→ Request
Repeat the records in full and exactly, omitting pictures.

(Items from a data source)

----

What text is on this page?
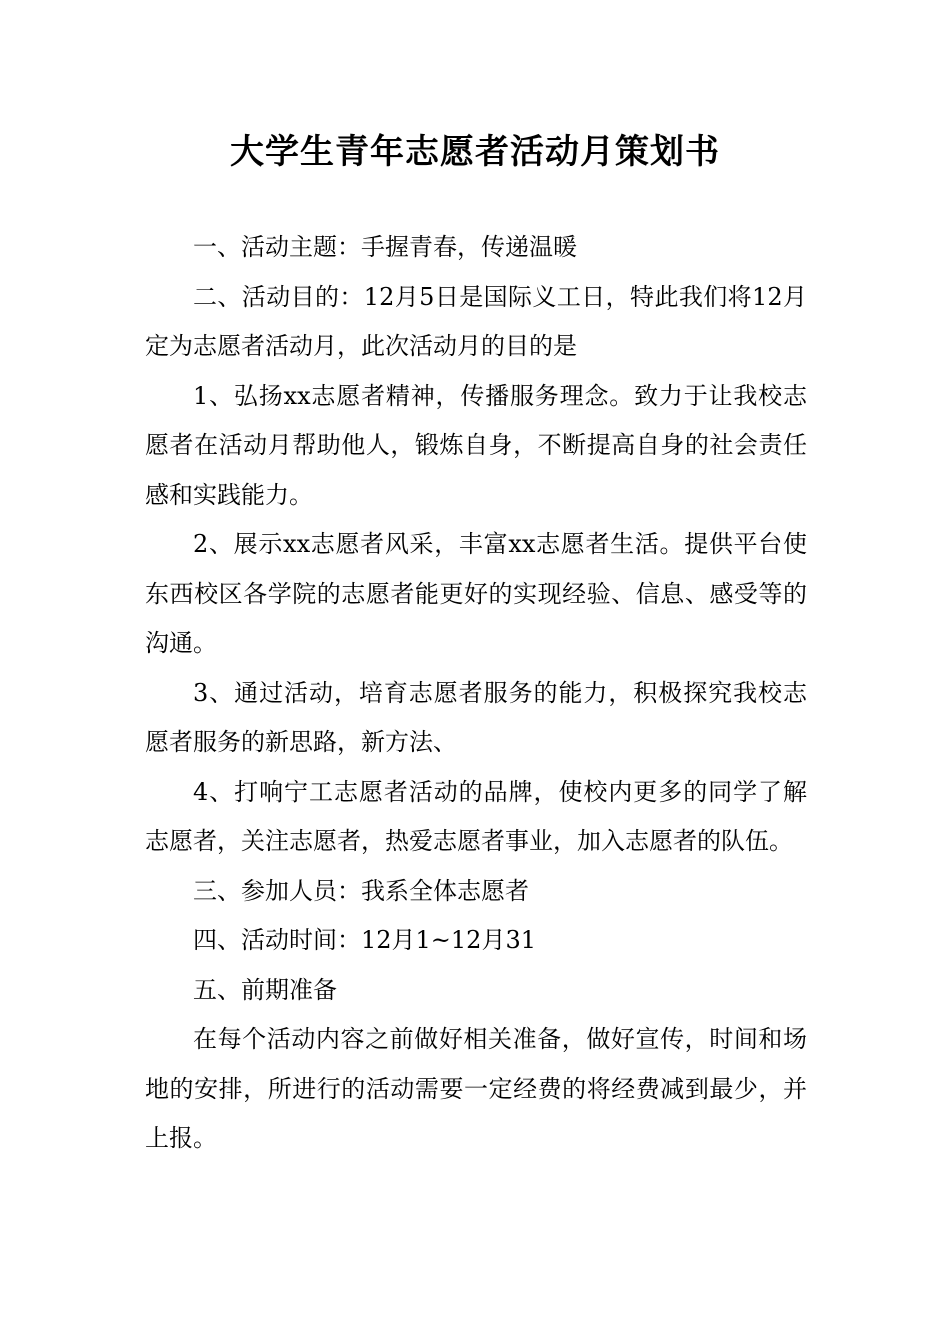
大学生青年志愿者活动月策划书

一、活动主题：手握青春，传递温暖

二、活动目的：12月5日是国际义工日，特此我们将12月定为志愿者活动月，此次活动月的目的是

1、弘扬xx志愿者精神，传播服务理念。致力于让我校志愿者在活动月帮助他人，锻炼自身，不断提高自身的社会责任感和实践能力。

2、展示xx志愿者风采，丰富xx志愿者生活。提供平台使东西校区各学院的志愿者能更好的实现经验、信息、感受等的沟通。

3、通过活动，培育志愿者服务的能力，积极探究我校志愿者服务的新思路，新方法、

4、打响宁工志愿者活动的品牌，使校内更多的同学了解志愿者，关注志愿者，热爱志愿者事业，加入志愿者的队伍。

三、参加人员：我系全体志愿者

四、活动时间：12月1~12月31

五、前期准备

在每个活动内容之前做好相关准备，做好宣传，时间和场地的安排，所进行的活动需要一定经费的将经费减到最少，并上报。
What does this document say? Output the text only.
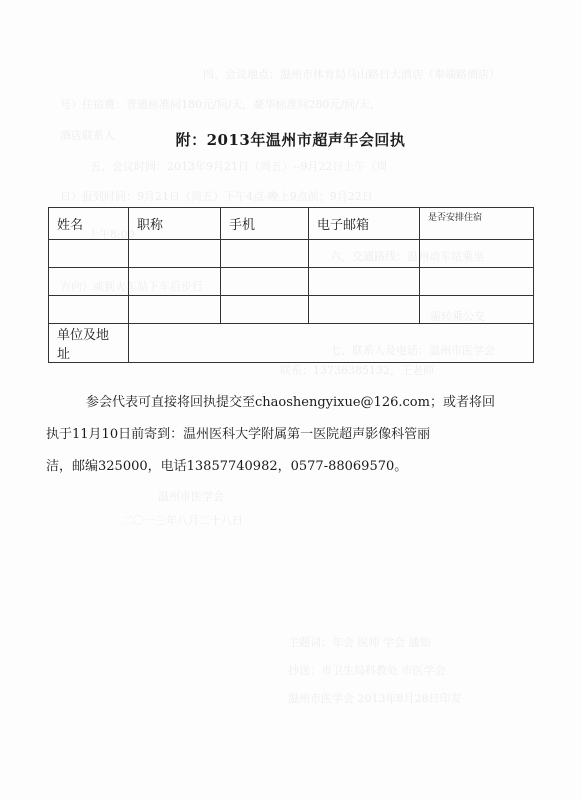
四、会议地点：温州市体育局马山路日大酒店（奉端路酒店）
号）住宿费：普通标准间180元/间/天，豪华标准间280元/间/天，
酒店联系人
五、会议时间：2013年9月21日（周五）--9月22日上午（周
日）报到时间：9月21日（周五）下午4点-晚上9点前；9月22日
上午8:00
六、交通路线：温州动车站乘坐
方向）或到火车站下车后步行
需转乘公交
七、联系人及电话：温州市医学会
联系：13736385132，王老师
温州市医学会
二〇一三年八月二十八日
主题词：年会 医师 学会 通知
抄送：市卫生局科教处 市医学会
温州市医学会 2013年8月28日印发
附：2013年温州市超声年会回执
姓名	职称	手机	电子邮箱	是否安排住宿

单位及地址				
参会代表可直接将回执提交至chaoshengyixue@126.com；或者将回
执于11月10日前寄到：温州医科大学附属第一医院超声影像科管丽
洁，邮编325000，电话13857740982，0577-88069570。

----

→ Solution for this task
What text is on this page?
大学生青年志愿者活动月策划书

一、活动主题：手握青春，传递温暖

二、活动目的：12月5日是国际义工日，特此我们将12月定为志愿者活动月，此次活动月的目的是

1、弘扬xx志愿者精神，传播服务理念。致力于让我校志愿者在活动月帮助他人，锻炼自身，不断提高自身的社会责任感和实践能力。

2、展示xx志愿者风采，丰富xx志愿者生活。提供平台使东西校区各学院的志愿者能更好的实现经验、信息、感受等的沟通。

3、通过活动，培育志愿者服务的能力，积极探究我校志愿者服务的新思路，新方法、

4、打响宁工志愿者活动的品牌，使校内更多的同学了解志愿者，关注志愿者，热爱志愿者事业，加入志愿者的队伍。

三、参加人员：我系全体志愿者

四、活动时间：12月1~12月31

五、前期准备

在每个活动内容之前做好相关准备，做好宣传，时间和场地的安排，所进行的活动需要一定经费的将经费减到最少，并上报。
What does this document say? Output the text only.
四、会议地点：温州市体育局马山路日大酒店（奉端路酒店）
号）住宿费：普通标准间180元/间/天，豪华标准间280元/间/天，
酒店联系人
五、会议时间：2013年9月21日（周五）--9月22日上午（周
日）报到时间：9月21日（周五）下午4点-晚上9点前；9月22日
上午8:00
六、交通路线：温州动车站乘坐
方向）或到火车站下车后步行
需转乘公交
七、联系人及电话：温州市医学会
联系：13736385132，王老师
温州市医学会
二〇一三年八月二十八日
主题词：年会 医师 学会 通知
抄送：市卫生局科教处 市医学会
温州市医学会 2013年8月28日印发
附：2013年温州市超声年会回执
姓名	职称	手机	电子邮箱	是否安排住宿

单位及地址				
参会代表可直接将回执提交至chaoshengyixue@126.com；或者将回
执于11月10日前寄到：温州医科大学附属第一医院超声影像科管丽
洁，邮编325000，电话13857740982，0577-88069570。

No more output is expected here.